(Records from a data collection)

--------------------

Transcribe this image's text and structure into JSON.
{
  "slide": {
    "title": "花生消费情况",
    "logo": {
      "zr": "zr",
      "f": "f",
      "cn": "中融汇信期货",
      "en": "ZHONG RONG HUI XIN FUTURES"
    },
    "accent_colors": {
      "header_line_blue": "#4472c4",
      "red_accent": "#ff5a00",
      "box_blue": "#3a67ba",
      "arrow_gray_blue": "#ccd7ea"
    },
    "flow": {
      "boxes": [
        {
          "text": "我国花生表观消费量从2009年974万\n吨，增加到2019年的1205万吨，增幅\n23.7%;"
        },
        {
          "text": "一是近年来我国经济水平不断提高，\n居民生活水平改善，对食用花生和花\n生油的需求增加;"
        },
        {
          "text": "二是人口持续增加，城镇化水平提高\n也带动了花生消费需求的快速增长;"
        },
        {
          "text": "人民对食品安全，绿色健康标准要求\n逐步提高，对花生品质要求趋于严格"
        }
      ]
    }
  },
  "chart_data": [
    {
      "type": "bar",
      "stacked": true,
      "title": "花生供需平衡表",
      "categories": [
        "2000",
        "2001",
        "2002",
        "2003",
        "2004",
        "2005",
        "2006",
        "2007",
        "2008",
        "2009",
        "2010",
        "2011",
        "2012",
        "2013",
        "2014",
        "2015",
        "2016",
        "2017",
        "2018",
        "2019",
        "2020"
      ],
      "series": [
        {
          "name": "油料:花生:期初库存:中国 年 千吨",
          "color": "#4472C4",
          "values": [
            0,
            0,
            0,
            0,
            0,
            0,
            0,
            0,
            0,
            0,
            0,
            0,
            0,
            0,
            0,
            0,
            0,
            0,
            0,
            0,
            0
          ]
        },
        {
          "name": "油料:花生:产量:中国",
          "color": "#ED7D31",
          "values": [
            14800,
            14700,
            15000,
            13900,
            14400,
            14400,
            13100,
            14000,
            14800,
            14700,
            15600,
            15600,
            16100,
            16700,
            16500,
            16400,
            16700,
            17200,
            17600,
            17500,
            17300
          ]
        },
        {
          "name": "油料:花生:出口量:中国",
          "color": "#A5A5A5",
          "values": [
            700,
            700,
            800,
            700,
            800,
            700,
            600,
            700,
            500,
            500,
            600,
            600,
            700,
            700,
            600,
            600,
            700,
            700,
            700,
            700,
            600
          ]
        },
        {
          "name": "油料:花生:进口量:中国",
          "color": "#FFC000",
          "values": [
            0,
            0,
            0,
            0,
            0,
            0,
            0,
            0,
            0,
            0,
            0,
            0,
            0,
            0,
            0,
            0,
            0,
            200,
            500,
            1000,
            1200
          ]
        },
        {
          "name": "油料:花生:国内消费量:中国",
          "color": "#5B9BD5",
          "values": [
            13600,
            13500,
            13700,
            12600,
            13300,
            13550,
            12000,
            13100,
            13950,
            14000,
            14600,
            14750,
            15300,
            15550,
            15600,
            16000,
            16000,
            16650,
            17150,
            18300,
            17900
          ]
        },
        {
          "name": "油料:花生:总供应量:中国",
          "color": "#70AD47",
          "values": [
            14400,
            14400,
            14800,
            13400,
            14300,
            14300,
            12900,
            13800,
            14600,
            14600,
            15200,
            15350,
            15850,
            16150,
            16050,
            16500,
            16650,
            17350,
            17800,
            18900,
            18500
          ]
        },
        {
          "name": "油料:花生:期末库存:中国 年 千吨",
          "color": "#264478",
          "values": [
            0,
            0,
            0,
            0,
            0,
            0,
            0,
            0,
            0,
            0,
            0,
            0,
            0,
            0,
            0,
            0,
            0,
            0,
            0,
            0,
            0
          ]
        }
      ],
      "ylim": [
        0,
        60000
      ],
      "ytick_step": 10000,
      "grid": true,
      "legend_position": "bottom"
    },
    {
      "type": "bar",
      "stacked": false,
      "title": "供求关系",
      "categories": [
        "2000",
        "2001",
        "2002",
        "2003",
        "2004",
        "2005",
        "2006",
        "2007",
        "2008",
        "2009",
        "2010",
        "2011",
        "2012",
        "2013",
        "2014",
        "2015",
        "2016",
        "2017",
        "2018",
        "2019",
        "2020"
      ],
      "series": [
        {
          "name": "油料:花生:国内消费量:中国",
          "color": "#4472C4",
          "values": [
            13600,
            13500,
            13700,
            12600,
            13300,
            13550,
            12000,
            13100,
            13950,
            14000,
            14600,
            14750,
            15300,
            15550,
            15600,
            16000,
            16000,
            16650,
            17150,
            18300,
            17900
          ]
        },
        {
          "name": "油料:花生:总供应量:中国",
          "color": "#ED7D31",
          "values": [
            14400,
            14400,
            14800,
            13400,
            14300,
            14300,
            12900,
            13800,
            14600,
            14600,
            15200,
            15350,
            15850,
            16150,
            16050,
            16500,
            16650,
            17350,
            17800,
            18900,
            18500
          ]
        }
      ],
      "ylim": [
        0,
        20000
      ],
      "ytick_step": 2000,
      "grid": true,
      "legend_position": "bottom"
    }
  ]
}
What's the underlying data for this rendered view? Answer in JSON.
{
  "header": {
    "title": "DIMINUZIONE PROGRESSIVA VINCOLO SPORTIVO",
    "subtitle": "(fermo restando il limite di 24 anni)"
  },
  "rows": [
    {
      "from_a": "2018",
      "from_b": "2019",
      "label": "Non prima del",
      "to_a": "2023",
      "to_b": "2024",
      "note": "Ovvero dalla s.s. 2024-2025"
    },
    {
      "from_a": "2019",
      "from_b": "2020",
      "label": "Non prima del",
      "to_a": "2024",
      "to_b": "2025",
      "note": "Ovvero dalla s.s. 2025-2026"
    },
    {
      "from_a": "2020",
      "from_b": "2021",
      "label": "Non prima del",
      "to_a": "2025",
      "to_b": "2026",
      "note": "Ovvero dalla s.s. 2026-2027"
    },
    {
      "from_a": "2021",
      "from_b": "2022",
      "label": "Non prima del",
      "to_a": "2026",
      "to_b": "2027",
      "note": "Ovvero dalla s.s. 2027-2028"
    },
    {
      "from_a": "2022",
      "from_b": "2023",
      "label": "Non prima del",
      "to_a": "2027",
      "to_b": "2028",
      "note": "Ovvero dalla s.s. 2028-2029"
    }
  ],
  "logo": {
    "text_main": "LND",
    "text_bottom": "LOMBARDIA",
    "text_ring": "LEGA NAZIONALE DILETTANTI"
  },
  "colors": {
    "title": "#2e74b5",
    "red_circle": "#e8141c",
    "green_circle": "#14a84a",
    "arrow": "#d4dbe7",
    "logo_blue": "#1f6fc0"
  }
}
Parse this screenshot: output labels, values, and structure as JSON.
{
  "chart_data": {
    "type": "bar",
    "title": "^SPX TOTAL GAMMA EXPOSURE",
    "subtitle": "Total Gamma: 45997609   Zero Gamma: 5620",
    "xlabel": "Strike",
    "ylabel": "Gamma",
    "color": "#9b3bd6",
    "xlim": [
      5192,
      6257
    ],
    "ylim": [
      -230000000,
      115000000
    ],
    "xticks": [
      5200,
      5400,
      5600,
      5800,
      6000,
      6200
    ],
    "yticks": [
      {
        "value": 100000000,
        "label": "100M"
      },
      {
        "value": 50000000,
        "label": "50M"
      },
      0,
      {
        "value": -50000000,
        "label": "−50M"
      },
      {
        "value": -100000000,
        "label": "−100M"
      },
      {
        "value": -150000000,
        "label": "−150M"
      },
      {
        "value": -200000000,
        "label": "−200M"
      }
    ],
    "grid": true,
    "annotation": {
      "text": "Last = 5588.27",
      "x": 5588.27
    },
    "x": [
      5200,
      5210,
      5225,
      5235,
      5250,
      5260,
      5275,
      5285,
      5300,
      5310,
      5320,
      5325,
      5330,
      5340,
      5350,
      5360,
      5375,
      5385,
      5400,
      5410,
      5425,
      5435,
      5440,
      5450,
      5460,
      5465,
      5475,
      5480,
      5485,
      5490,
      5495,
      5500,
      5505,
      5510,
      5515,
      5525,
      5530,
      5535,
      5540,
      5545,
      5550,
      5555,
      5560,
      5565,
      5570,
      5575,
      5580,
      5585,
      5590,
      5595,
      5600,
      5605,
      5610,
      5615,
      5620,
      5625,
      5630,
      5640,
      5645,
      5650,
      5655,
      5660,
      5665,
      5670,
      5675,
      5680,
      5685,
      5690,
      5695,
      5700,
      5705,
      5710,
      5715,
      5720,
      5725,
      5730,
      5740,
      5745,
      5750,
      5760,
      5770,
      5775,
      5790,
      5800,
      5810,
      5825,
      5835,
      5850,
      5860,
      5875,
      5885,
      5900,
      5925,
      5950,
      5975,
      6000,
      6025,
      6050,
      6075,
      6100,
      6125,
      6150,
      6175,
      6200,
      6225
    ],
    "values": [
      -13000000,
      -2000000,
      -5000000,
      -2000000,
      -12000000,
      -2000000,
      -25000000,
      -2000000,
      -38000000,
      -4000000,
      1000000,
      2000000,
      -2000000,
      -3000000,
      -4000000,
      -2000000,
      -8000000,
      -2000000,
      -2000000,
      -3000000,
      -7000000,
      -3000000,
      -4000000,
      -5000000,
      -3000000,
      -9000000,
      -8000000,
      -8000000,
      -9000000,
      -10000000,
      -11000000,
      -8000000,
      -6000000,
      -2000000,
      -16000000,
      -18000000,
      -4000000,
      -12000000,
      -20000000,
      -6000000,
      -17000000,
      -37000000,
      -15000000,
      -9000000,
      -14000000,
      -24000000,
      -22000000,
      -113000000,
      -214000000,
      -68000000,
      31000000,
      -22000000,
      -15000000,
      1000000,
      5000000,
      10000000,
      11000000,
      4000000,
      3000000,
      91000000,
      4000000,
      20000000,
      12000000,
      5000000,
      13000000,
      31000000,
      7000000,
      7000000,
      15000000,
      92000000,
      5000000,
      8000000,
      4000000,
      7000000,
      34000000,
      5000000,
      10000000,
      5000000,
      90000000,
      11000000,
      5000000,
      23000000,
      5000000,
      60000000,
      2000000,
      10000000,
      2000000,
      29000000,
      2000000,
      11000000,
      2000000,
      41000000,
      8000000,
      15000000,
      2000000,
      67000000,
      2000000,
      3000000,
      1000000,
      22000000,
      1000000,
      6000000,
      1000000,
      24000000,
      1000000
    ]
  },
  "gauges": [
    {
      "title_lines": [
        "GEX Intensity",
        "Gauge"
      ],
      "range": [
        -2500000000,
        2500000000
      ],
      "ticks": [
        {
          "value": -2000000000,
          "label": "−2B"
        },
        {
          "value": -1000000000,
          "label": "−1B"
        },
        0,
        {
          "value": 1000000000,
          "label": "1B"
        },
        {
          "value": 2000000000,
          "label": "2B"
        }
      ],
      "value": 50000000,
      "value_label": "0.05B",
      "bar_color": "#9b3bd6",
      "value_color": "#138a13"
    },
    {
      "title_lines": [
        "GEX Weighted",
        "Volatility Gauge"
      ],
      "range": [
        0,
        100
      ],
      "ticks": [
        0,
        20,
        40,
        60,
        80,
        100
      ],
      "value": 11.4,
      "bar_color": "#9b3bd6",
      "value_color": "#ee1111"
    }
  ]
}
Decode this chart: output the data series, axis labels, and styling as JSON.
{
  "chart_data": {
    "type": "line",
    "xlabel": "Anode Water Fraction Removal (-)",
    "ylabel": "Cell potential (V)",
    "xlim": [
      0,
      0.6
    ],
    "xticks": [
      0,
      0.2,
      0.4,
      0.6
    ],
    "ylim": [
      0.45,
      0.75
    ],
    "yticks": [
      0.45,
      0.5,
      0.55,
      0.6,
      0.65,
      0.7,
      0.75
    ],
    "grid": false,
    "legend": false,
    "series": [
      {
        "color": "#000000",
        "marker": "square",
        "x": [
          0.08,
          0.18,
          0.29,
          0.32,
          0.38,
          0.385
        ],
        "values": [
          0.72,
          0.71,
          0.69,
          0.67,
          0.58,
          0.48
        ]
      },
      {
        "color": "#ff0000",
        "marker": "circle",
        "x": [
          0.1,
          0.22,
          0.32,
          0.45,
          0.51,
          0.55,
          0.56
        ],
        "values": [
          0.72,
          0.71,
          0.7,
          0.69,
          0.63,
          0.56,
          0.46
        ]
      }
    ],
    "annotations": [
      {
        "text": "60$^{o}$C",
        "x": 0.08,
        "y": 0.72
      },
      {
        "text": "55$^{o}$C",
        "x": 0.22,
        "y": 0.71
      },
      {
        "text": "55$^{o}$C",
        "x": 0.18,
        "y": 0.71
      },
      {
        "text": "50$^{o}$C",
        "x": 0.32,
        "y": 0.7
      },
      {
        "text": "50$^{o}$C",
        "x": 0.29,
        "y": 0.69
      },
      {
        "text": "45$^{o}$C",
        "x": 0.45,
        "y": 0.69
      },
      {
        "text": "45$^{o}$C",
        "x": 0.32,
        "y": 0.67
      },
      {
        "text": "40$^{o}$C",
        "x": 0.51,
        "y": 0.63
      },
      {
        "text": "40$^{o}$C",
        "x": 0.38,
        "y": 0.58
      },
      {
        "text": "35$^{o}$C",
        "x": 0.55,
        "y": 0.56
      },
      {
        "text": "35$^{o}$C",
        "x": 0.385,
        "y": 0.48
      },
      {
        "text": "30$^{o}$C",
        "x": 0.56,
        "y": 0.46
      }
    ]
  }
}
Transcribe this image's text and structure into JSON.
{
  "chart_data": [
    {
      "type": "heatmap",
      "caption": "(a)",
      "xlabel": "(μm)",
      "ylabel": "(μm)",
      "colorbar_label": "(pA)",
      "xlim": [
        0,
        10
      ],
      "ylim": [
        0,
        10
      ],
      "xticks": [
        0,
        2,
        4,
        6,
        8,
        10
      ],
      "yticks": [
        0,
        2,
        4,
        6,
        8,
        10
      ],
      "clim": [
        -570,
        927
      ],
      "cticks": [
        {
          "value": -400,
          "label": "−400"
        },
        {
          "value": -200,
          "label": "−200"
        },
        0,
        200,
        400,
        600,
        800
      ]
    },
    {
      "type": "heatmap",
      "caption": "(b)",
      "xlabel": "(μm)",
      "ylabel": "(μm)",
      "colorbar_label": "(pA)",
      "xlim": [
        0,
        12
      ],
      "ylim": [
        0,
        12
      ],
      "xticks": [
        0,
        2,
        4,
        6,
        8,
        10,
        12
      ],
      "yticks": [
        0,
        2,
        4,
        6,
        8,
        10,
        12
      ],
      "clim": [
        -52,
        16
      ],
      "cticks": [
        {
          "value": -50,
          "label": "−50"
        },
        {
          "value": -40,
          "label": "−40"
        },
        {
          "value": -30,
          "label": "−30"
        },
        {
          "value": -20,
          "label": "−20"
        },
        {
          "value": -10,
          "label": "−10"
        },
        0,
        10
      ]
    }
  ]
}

--------------------

Your answer should be one number: the count of lines in the data above that include the word "subtitle".

● ANSWER BELOW: 2